* THE EXERCISE *
Each line that follows is to be retyped exactly.

* DATA TO PROCESS *
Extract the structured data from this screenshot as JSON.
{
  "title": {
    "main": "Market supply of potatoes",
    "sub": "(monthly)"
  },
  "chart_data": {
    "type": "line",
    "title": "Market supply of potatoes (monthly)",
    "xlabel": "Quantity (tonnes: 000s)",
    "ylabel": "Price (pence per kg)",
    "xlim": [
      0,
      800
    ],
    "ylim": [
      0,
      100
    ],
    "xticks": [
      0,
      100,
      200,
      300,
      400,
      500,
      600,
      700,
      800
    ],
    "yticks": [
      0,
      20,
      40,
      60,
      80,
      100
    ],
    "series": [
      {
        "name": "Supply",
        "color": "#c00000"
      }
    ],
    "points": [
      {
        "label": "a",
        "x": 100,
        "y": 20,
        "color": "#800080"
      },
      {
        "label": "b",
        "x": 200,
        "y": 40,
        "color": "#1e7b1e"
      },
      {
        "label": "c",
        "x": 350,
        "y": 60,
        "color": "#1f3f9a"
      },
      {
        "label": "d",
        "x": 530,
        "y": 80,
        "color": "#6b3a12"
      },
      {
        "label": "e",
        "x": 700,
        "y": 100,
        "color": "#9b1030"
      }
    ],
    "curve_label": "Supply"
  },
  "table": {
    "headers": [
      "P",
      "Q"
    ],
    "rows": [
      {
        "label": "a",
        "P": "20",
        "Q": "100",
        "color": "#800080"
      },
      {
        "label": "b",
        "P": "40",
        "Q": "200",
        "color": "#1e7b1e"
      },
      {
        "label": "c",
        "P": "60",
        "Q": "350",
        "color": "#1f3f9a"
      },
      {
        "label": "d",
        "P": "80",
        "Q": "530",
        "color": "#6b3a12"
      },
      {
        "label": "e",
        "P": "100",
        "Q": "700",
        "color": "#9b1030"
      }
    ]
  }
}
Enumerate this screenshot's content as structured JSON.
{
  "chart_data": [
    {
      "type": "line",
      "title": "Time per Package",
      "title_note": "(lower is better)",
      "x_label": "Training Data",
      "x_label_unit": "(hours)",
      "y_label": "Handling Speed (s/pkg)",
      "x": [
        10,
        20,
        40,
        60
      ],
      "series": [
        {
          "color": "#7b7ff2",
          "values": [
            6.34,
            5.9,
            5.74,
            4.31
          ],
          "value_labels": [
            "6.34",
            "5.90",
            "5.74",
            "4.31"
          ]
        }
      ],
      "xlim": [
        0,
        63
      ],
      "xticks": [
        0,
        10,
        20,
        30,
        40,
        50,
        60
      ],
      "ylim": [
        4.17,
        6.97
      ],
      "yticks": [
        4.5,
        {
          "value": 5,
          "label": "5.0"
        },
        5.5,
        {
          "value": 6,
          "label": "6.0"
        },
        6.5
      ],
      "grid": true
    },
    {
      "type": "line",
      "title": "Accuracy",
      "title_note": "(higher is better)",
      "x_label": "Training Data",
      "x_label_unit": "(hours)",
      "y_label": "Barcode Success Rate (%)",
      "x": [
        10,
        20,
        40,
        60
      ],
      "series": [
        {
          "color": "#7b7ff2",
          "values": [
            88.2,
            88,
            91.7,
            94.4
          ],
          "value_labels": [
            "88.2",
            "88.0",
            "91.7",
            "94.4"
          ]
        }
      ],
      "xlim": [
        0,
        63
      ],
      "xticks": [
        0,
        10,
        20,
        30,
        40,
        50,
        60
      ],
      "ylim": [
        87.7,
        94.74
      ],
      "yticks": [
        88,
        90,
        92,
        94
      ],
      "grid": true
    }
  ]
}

* WRITTEN RESPONSE *
Extract the structured data from this screenshot as JSON.
{
  "title": {
    "main": "Market supply of potatoes",
    "sub": "(monthly)"
  },
  "chart_data": {
    "type": "line",
    "title": "Market supply of potatoes (monthly)",
    "xlabel": "Quantity (tonnes: 000s)",
    "ylabel": "Price (pence per kg)",
    "xlim": [
      0,
      800
    ],
    "ylim": [
      0,
      100
    ],
    "xticks": [
      0,
      100,
      200,
      300,
      400,
      500,
      600,
      700,
      800
    ],
    "yticks": [
      0,
      20,
      40,
      60,
      80,
      100
    ],
    "series": [
      {
        "name": "Supply",
        "color": "#c00000"
      }
    ],
    "points": [
      {
        "label": "a",
        "x": 100,
        "y": 20,
        "color": "#800080"
      },
      {
        "label": "b",
        "x": 200,
        "y": 40,
        "color": "#1e7b1e"
      },
      {
        "label": "c",
        "x": 350,
        "y": 60,
        "color": "#1f3f9a"
      },
      {
        "label": "d",
        "x": 530,
        "y": 80,
        "color": "#6b3a12"
      },
      {
        "label": "e",
        "x": 700,
        "y": 100,
        "color": "#9b1030"
      }
    ],
    "curve_label": "Supply"
  },
  "table": {
    "headers": [
      "P",
      "Q"
    ],
    "rows": [
      {
        "label": "a",
        "P": "20",
        "Q": "100",
        "color": "#800080"
      },
      {
        "label": "b",
        "P": "40",
        "Q": "200",
        "color": "#1e7b1e"
      },
      {
        "label": "c",
        "P": "60",
        "Q": "350",
        "color": "#1f3f9a"
      },
      {
        "label": "d",
        "P": "80",
        "Q": "530",
        "color": "#6b3a12"
      },
      {
        "label": "e",
        "P": "100",
        "Q": "700",
        "color": "#9b1030"
      }
    ]
  }
}
Enumerate this screenshot's content as structured JSON.
{
  "chart_data": [
    {
      "type": "line",
      "title": "Time per Package",
      "title_note": "(lower is better)",
      "x_label": "Training Data",
      "x_label_unit": "(hours)",
      "y_label": "Handling Speed (s/pkg)",
      "x": [
        10,
        20,
        40,
        60
      ],
      "series": [
        {
          "color": "#7b7ff2",
          "values": [
            6.34,
            5.9,
            5.74,
            4.31
          ],
          "value_labels": [
            "6.34",
            "5.90",
            "5.74",
            "4.31"
          ]
        }
      ],
      "xlim": [
        0,
        63
      ],
      "xticks": [
        0,
        10,
        20,
        30,
        40,
        50,
        60
      ],
      "ylim": [
        4.17,
        6.97
      ],
      "yticks": [
        4.5,
        {
          "value": 5,
          "label": "5.0"
        },
        5.5,
        {
          "value": 6,
          "label": "6.0"
        },
        6.5
      ],
      "grid": true
    },
    {
      "type": "line",
      "title": "Accuracy",
      "title_note": "(higher is better)",
      "x_label": "Training Data",
      "x_label_unit": "(hours)",
      "y_label": "Barcode Success Rate (%)",
      "x": [
        10,
        20,
        40,
        60
      ],
      "series": [
        {
          "color": "#7b7ff2",
          "values": [
            88.2,
            88,
            91.7,
            94.4
          ],
          "value_labels": [
            "88.2",
            "88.0",
            "91.7",
            "94.4"
          ]
        }
      ],
      "xlim": [
        0,
        63
      ],
      "xticks": [
        0,
        10,
        20,
        30,
        40,
        50,
        60
      ],
      "ylim": [
        87.7,
        94.74
      ],
      "yticks": [
        88,
        90,
        92,
        94
      ],
      "grid": true
    }
  ]
}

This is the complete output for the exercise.